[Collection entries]
......

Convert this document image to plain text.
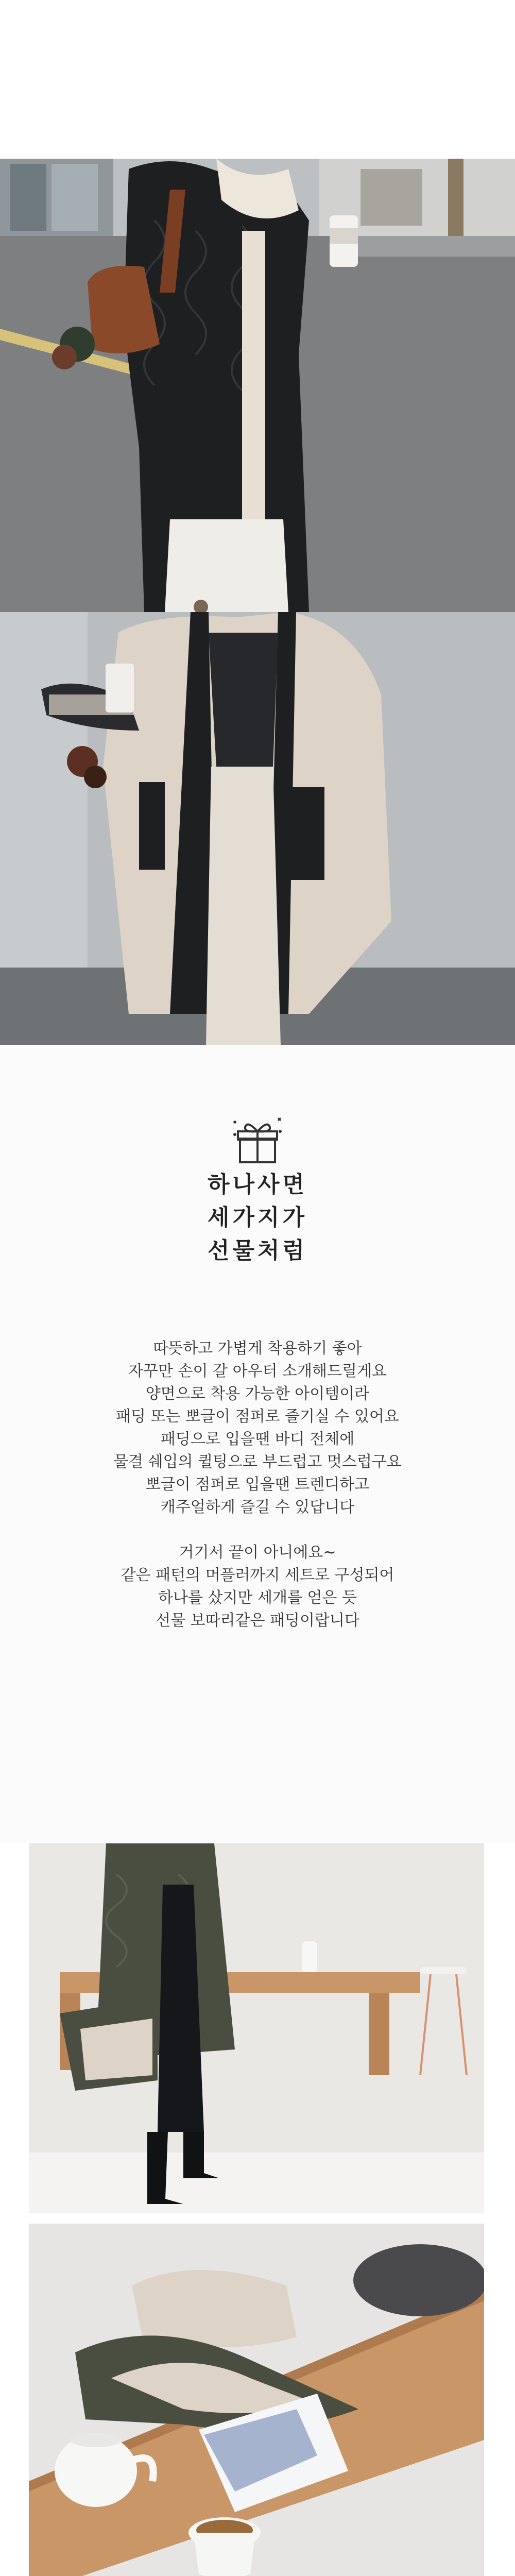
하나사면
세가지가
선물처럼

따뜻하고 가볍게 착용하기 좋아

자꾸만 손이 갈 아우터 소개해드릴게요

양면으로 착용 가능한 아이템이라

패딩 또는 뽀글이 점퍼로 즐기실 수 있어요

패딩으로 입을땐 바디 전체에

물결 쉐입의 퀼팅으로 부드럽고 멋스럽구요

뽀글이 점퍼로 입을땐 트렌디하고

캐주얼하게 즐길 수 있답니다

거기서 끝이 아니에요~

같은 패턴의 머플러까지 세트로 구성되어

하나를 샀지만 세개를 얻은 듯

선물 보따리같은 패딩이랍니다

......

**AIM**
Copy out the whole listing exactly, and don't carry over any pictures.

**SOLUTION FOR THIS TASK**
Convert this document image to plain text.
하나사면
세가지가
선물처럼

따뜻하고 가볍게 착용하기 좋아

자꾸만 손이 갈 아우터 소개해드릴게요

양면으로 착용 가능한 아이템이라

패딩 또는 뽀글이 점퍼로 즐기실 수 있어요

패딩으로 입을땐 바디 전체에

물결 쉐입의 퀼팅으로 부드럽고 멋스럽구요

뽀글이 점퍼로 입을땐 트렌디하고

캐주얼하게 즐길 수 있답니다

거기서 끝이 아니에요~

같은 패턴의 머플러까지 세트로 구성되어

하나를 샀지만 세개를 얻은 듯

선물 보따리같은 패딩이랍니다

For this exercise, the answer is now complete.